## begin Material shown
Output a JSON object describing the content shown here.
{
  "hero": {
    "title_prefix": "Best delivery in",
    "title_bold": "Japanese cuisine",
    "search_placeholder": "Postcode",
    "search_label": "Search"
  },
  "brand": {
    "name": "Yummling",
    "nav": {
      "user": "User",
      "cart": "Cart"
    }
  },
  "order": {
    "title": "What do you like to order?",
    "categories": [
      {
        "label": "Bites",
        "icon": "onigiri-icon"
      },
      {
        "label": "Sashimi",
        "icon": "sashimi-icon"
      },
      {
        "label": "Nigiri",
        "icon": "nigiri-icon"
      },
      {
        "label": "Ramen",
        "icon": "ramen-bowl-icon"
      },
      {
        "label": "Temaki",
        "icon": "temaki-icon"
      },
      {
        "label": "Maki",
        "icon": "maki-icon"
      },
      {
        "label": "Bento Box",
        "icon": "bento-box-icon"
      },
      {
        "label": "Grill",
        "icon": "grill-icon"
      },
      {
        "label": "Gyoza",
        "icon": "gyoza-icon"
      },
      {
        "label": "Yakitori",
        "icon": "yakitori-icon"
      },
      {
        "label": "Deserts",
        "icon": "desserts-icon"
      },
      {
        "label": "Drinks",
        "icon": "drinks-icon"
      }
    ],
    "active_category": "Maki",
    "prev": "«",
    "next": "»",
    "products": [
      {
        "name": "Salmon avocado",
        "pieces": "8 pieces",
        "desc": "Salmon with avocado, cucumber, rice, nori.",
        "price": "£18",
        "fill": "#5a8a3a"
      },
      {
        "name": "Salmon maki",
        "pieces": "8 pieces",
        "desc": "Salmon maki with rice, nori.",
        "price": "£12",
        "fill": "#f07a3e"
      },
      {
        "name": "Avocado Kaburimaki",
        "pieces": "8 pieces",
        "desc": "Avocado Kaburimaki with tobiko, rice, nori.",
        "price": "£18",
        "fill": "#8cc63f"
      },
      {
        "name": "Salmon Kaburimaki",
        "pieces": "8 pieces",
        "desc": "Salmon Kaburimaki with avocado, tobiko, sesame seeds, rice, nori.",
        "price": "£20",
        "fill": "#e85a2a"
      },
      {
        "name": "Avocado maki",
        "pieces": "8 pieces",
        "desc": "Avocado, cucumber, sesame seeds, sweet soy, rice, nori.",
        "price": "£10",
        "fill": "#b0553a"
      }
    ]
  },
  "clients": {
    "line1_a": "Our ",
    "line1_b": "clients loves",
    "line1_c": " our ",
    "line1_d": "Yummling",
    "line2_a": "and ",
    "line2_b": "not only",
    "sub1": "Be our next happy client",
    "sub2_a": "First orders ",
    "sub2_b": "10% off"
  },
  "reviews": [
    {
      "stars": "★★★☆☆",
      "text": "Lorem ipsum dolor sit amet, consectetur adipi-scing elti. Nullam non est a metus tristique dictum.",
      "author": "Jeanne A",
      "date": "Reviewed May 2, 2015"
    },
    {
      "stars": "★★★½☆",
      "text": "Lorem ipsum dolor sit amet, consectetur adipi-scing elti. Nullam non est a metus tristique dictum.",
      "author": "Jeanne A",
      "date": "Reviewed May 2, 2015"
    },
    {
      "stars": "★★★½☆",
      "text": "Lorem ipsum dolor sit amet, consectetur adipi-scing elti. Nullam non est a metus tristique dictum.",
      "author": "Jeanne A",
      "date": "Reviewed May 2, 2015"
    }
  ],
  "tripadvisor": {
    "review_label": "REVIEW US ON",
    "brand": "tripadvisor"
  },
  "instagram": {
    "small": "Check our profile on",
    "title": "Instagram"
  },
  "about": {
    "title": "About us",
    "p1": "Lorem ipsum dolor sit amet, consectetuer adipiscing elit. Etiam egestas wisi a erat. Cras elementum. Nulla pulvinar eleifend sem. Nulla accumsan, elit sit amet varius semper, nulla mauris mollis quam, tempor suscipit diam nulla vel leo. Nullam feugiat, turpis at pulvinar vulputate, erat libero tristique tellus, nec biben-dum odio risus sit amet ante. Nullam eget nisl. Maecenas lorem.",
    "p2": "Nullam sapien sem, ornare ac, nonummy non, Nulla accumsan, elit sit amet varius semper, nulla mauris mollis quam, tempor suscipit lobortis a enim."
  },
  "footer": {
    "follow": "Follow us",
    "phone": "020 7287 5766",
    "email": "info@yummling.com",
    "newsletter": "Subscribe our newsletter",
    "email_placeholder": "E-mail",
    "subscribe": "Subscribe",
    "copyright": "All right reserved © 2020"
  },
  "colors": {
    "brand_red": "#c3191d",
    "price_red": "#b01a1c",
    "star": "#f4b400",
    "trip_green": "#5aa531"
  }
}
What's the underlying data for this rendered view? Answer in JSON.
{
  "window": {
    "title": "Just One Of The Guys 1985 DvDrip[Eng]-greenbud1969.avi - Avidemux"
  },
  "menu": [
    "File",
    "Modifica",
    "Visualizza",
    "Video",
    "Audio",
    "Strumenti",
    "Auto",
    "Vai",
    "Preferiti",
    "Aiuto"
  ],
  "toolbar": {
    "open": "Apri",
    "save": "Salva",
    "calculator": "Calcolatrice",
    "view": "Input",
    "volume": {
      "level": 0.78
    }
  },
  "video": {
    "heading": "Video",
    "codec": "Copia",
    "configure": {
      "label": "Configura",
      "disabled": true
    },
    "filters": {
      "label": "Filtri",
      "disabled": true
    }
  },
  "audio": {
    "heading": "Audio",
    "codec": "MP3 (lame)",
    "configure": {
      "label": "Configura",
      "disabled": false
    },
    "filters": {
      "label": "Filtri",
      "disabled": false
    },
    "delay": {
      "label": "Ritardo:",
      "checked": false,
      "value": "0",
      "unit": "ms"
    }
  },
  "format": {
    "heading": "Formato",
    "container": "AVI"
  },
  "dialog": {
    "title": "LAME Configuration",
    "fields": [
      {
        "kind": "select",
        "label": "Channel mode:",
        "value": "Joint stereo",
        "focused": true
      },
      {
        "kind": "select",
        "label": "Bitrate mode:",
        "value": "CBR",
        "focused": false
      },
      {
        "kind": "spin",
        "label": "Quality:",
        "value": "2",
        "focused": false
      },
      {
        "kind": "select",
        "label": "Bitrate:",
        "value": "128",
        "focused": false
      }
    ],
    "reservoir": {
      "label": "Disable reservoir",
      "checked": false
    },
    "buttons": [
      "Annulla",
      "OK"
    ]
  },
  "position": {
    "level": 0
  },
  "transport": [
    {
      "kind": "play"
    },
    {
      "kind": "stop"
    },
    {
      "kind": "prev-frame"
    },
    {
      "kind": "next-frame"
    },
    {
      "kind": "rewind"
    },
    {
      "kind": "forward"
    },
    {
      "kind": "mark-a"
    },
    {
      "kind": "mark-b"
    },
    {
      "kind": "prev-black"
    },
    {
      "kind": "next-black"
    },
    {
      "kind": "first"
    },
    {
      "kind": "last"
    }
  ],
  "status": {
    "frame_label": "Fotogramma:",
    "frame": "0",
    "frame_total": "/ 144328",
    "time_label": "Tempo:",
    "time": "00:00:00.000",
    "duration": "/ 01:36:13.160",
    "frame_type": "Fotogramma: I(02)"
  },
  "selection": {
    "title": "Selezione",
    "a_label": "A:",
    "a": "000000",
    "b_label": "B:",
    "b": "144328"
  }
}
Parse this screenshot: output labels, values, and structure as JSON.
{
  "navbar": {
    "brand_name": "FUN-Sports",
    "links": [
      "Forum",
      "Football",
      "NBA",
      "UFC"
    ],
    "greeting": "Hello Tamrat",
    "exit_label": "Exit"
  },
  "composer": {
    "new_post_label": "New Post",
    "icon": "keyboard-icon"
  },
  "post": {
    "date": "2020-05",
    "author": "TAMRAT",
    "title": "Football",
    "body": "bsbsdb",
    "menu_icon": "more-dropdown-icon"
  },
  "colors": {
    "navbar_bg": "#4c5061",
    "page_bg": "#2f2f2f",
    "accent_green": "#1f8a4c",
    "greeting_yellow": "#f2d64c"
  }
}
## end Material shown
**Aim:** Write out every line of the preceding listing that contains "sesame".

**Result of this exercise:**
        "desc": "Salmon Kaburimaki with avocado, tobiko, sesame seeds, rice, nori.",
        "desc": "Avocado, cucumber, sesame seeds, sweet soy, rice, nori.",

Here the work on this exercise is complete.